** start Records provided **
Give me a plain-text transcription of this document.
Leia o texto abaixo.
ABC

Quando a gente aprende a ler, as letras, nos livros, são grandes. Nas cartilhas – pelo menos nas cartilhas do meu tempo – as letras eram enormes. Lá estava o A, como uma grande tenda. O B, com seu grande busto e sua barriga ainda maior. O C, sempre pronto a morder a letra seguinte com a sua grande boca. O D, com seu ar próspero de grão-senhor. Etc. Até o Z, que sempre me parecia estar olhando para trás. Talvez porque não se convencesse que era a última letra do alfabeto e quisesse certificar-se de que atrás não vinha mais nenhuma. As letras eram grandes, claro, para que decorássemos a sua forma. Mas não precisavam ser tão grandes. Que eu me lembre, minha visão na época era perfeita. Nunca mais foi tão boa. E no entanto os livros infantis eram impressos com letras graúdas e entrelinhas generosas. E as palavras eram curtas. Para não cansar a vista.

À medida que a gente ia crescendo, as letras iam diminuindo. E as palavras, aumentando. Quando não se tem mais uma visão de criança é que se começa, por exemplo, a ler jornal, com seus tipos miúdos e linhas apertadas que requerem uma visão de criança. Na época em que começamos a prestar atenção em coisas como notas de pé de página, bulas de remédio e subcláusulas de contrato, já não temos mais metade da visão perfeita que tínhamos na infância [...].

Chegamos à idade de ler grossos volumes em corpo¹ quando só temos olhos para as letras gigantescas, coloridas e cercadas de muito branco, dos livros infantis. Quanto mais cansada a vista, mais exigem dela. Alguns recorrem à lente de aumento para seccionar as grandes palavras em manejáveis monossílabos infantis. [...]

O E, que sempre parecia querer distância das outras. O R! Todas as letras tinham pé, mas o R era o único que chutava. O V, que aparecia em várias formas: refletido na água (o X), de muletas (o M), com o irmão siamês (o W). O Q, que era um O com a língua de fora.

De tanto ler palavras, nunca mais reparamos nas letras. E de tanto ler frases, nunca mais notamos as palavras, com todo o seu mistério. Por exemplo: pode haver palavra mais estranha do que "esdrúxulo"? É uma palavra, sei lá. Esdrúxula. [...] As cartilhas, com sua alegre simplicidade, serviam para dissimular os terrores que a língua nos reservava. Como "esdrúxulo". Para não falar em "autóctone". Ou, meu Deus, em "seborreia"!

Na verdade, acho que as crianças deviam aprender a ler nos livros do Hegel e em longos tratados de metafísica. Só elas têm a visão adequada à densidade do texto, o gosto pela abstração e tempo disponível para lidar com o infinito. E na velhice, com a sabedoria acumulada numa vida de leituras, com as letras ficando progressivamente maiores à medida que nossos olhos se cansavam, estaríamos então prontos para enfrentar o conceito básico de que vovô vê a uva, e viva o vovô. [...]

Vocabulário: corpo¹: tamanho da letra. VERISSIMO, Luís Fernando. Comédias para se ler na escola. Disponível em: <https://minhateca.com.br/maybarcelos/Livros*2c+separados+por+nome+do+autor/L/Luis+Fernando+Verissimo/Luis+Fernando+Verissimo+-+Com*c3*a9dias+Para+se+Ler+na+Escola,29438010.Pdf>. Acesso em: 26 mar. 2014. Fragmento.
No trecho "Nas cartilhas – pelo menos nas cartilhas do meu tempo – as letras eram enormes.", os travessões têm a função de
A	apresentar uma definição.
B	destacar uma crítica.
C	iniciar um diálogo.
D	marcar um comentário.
** end Records provided **
__Brief__. Pick out every line of the listing containing the word "enormes", and show those lines.

__Answer to the problem__.
Quando a gente aprende a ler, as letras, nos livros, são grandes. Nas cartilhas – pelo menos nas cartilhas do meu tempo – as letras eram enormes. Lá estava o A, como uma grande tenda. O B, com seu grande busto e sua barriga ainda maior. O C, sempre pronto a morder a letra seguinte com a sua grande boca. O D, com seu ar próspero de grão-senhor. Etc. Até o Z, que sempre me parecia estar olhando para trás. Talvez porque não se convencesse que era a última letra do alfabeto e quisesse certificar-se de que atrás não vinha mais nenhuma. As letras eram grandes, claro, para que decorássemos a sua forma. Mas não precisavam ser tão grandes. Que eu me lembre, minha visão na época era perfeita. Nunca mais foi tão boa. E no entanto os livros infantis eram impressos com letras graúdas e entrelinhas generosas. E as palavras eram curtas. Para não cansar a vista.
No trecho "Nas cartilhas – pelo menos nas cartilhas do meu tempo – as letras eram enormes.", os travessões têm a função de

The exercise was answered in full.